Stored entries
• • • •

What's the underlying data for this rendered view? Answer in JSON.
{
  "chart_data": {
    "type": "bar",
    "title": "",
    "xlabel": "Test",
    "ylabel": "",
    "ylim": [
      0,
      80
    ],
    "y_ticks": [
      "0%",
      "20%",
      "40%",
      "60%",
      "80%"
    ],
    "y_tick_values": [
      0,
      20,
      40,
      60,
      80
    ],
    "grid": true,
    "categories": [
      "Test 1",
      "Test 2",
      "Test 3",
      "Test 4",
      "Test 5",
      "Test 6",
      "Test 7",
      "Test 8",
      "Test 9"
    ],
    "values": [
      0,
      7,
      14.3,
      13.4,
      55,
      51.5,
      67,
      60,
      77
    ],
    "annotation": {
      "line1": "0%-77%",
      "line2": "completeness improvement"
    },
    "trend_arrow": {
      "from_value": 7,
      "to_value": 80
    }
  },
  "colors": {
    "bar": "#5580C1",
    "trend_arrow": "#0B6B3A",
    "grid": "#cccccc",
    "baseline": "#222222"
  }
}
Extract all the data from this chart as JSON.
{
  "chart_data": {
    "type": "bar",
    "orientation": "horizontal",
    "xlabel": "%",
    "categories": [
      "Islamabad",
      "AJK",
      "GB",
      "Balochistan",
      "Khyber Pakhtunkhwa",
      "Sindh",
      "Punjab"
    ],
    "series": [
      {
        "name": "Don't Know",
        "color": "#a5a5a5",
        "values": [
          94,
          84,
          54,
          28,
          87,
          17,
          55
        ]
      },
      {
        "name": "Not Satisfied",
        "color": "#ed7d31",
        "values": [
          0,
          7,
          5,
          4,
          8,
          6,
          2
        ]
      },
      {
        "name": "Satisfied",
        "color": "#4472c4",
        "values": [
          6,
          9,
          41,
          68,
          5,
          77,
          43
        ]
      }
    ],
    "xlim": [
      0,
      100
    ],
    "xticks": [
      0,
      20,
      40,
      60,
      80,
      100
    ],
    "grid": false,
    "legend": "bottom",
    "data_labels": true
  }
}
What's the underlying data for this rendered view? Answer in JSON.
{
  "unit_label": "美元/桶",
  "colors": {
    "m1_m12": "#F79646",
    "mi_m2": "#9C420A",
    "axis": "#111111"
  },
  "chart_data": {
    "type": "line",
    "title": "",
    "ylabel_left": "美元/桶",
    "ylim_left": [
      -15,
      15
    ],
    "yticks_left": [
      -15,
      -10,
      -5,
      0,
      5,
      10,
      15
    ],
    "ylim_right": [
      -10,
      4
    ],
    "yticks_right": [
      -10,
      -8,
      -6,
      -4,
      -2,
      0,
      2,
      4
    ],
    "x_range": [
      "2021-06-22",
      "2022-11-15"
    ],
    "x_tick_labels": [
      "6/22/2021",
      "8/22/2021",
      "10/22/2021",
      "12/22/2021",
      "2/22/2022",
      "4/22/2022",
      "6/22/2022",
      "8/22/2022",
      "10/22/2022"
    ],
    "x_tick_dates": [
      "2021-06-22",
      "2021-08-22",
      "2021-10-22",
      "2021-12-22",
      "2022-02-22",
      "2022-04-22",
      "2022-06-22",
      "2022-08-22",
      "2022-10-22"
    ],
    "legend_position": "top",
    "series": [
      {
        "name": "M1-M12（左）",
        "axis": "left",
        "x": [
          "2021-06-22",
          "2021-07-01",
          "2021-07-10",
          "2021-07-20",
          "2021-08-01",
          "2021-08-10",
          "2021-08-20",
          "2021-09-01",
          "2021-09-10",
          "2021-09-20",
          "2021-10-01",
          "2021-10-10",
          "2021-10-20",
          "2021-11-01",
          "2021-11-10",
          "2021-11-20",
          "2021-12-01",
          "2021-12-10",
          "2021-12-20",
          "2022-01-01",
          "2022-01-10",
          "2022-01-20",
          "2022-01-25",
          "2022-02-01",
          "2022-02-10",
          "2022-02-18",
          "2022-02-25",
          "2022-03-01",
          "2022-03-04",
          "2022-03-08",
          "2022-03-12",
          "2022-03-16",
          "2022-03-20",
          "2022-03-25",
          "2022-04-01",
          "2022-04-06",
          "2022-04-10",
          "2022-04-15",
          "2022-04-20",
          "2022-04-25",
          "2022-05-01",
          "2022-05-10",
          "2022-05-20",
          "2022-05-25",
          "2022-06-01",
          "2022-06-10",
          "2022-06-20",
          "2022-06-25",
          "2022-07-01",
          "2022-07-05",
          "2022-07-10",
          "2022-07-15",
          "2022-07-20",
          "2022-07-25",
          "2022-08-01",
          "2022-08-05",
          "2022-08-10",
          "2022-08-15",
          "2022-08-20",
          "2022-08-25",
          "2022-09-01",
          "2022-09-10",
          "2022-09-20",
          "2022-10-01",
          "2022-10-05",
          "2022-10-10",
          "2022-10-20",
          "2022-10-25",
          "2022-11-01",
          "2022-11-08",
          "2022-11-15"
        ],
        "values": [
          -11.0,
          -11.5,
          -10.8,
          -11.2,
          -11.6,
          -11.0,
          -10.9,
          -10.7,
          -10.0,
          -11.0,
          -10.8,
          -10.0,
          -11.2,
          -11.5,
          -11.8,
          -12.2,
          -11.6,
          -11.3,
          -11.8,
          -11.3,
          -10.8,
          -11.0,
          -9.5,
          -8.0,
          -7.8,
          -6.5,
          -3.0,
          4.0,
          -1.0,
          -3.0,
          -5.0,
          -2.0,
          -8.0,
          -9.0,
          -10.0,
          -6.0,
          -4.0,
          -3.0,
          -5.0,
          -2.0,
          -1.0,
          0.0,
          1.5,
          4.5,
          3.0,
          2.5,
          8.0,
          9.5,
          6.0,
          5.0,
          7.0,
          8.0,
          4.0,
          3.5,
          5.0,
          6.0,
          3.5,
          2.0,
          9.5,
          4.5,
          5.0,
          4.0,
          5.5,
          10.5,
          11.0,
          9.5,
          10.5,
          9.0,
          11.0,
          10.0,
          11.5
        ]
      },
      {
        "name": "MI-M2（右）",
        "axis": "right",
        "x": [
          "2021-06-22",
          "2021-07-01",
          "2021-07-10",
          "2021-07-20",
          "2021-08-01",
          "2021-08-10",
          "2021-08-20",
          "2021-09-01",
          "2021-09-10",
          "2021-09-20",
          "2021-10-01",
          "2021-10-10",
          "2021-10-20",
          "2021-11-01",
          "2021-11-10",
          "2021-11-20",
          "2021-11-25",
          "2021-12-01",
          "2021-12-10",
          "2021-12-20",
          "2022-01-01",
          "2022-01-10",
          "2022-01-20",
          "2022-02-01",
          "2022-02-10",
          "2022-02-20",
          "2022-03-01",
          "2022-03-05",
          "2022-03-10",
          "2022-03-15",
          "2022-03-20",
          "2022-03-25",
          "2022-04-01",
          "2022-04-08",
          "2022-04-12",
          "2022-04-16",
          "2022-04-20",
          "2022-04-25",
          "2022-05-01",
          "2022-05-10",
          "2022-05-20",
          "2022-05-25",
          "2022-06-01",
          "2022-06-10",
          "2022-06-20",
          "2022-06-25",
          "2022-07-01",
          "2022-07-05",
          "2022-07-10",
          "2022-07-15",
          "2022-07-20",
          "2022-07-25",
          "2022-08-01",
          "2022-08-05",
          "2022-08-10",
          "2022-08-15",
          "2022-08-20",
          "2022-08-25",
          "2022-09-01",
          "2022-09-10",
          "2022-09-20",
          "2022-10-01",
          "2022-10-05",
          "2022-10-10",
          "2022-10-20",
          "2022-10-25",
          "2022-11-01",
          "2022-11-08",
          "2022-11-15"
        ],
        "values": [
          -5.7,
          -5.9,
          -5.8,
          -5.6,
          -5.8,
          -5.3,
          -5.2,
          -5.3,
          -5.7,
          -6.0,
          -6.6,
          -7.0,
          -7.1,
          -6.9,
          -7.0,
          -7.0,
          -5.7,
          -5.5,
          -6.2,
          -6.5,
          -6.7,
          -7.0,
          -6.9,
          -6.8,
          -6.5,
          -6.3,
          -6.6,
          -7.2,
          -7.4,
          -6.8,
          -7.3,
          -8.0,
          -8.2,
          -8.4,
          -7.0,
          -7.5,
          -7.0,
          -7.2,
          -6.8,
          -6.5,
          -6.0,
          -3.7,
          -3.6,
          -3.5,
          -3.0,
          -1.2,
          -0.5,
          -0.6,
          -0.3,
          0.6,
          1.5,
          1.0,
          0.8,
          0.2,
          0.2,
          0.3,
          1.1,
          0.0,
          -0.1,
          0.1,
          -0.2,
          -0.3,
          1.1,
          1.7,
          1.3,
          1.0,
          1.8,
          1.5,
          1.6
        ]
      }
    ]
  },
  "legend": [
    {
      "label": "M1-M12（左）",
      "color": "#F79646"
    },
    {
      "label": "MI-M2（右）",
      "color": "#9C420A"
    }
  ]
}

• • • •

Copy each line that contains the word "Test".

## [The output]
    "xlabel": "Test",
      "Test 1",
      "Test 2",
      "Test 3",
      "Test 4",
      "Test 5",
      "Test 6",
      "Test 7",
      "Test 8",
      "Test 9"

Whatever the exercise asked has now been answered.